All of the data needs to be repeated exactly.

EXERCISE INPUTS
* START *
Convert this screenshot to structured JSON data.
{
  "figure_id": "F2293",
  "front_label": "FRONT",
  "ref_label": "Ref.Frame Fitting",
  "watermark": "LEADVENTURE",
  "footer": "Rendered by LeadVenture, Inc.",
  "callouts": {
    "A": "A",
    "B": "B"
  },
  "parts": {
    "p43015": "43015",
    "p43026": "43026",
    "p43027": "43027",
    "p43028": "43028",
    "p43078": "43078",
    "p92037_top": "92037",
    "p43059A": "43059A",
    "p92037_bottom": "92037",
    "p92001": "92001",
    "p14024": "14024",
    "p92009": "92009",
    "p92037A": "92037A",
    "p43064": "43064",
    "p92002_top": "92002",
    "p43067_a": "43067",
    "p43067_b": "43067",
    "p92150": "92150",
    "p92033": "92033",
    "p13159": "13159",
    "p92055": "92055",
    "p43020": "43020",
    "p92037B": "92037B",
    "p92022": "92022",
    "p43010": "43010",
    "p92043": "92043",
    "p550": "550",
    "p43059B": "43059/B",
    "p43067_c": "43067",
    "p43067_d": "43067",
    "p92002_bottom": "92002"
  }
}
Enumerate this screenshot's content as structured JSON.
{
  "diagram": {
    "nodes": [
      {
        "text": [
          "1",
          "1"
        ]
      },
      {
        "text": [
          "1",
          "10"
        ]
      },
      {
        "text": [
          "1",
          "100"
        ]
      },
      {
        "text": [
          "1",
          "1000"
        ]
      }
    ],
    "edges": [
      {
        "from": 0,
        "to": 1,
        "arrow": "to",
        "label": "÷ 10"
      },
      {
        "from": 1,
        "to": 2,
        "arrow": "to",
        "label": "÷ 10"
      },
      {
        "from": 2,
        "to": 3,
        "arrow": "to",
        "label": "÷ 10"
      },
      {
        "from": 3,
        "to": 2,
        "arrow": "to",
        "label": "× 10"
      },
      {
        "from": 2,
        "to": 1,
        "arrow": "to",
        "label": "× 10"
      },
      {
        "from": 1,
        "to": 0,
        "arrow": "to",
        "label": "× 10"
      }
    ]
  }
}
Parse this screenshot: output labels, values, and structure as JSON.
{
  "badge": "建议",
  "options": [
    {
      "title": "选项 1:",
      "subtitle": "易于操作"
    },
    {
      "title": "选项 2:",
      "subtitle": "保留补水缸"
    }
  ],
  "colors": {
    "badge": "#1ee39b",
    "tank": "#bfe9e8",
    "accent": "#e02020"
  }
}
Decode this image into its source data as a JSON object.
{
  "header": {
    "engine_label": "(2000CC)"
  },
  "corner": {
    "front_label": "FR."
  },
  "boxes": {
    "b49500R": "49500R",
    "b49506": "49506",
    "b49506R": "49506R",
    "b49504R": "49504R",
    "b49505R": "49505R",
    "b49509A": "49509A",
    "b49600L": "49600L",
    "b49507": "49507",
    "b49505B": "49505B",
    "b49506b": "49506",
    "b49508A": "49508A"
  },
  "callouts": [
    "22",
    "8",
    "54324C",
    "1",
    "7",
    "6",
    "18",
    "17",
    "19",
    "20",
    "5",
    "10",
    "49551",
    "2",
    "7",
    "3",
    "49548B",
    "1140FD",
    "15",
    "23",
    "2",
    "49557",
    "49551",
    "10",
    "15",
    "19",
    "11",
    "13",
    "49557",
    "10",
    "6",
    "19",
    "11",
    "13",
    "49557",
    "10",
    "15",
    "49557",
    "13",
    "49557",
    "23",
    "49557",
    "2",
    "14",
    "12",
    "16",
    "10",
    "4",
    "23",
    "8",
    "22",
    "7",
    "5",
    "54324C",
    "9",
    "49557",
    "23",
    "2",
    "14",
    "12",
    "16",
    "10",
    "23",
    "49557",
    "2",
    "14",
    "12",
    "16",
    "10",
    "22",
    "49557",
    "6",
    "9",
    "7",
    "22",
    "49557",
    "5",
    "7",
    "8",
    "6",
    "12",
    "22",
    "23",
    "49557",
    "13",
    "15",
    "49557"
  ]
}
* END *
FULL ANSWER
Convert this screenshot to structured JSON data.
{
  "figure_id": "F2293",
  "front_label": "FRONT",
  "ref_label": "Ref.Frame Fitting",
  "watermark": "LEADVENTURE",
  "footer": "Rendered by LeadVenture, Inc.",
  "callouts": {
    "A": "A",
    "B": "B"
  },
  "parts": {
    "p43015": "43015",
    "p43026": "43026",
    "p43027": "43027",
    "p43028": "43028",
    "p43078": "43078",
    "p92037_top": "92037",
    "p43059A": "43059A",
    "p92037_bottom": "92037",
    "p92001": "92001",
    "p14024": "14024",
    "p92009": "92009",
    "p92037A": "92037A",
    "p43064": "43064",
    "p92002_top": "92002",
    "p43067_a": "43067",
    "p43067_b": "43067",
    "p92150": "92150",
    "p92033": "92033",
    "p13159": "13159",
    "p92055": "92055",
    "p43020": "43020",
    "p92037B": "92037B",
    "p92022": "92022",
    "p43010": "43010",
    "p92043": "92043",
    "p550": "550",
    "p43059B": "43059/B",
    "p43067_c": "43067",
    "p43067_d": "43067",
    "p92002_bottom": "92002"
  }
}
Enumerate this screenshot's content as structured JSON.
{
  "diagram": {
    "nodes": [
      {
        "text": [
          "1",
          "1"
        ]
      },
      {
        "text": [
          "1",
          "10"
        ]
      },
      {
        "text": [
          "1",
          "100"
        ]
      },
      {
        "text": [
          "1",
          "1000"
        ]
      }
    ],
    "edges": [
      {
        "from": 0,
        "to": 1,
        "arrow": "to",
        "label": "÷ 10"
      },
      {
        "from": 1,
        "to": 2,
        "arrow": "to",
        "label": "÷ 10"
      },
      {
        "from": 2,
        "to": 3,
        "arrow": "to",
        "label": "÷ 10"
      },
      {
        "from": 3,
        "to": 2,
        "arrow": "to",
        "label": "× 10"
      },
      {
        "from": 2,
        "to": 1,
        "arrow": "to",
        "label": "× 10"
      },
      {
        "from": 1,
        "to": 0,
        "arrow": "to",
        "label": "× 10"
      }
    ]
  }
}
Parse this screenshot: output labels, values, and structure as JSON.
{
  "badge": "建议",
  "options": [
    {
      "title": "选项 1:",
      "subtitle": "易于操作"
    },
    {
      "title": "选项 2:",
      "subtitle": "保留补水缸"
    }
  ],
  "colors": {
    "badge": "#1ee39b",
    "tank": "#bfe9e8",
    "accent": "#e02020"
  }
}
Decode this image into its source data as a JSON object.
{
  "header": {
    "engine_label": "(2000CC)"
  },
  "corner": {
    "front_label": "FR."
  },
  "boxes": {
    "b49500R": "49500R",
    "b49506": "49506",
    "b49506R": "49506R",
    "b49504R": "49504R",
    "b49505R": "49505R",
    "b49509A": "49509A",
    "b49600L": "49600L",
    "b49507": "49507",
    "b49505B": "49505B",
    "b49506b": "49506",
    "b49508A": "49508A"
  },
  "callouts": [
    "22",
    "8",
    "54324C",
    "1",
    "7",
    "6",
    "18",
    "17",
    "19",
    "20",
    "5",
    "10",
    "49551",
    "2",
    "7",
    "3",
    "49548B",
    "1140FD",
    "15",
    "23",
    "2",
    "49557",
    "49551",
    "10",
    "15",
    "19",
    "11",
    "13",
    "49557",
    "10",
    "6",
    "19",
    "11",
    "13",
    "49557",
    "10",
    "15",
    "49557",
    "13",
    "49557",
    "23",
    "49557",
    "2",
    "14",
    "12",
    "16",
    "10",
    "4",
    "23",
    "8",
    "22",
    "7",
    "5",
    "54324C",
    "9",
    "49557",
    "23",
    "2",
    "14",
    "12",
    "16",
    "10",
    "23",
    "49557",
    "2",
    "14",
    "12",
    "16",
    "10",
    "22",
    "49557",
    "6",
    "9",
    "7",
    "22",
    "49557",
    "5",
    "7",
    "8",
    "6",
    "12",
    "22",
    "23",
    "49557",
    "13",
    "15",
    "49557"
  ]
}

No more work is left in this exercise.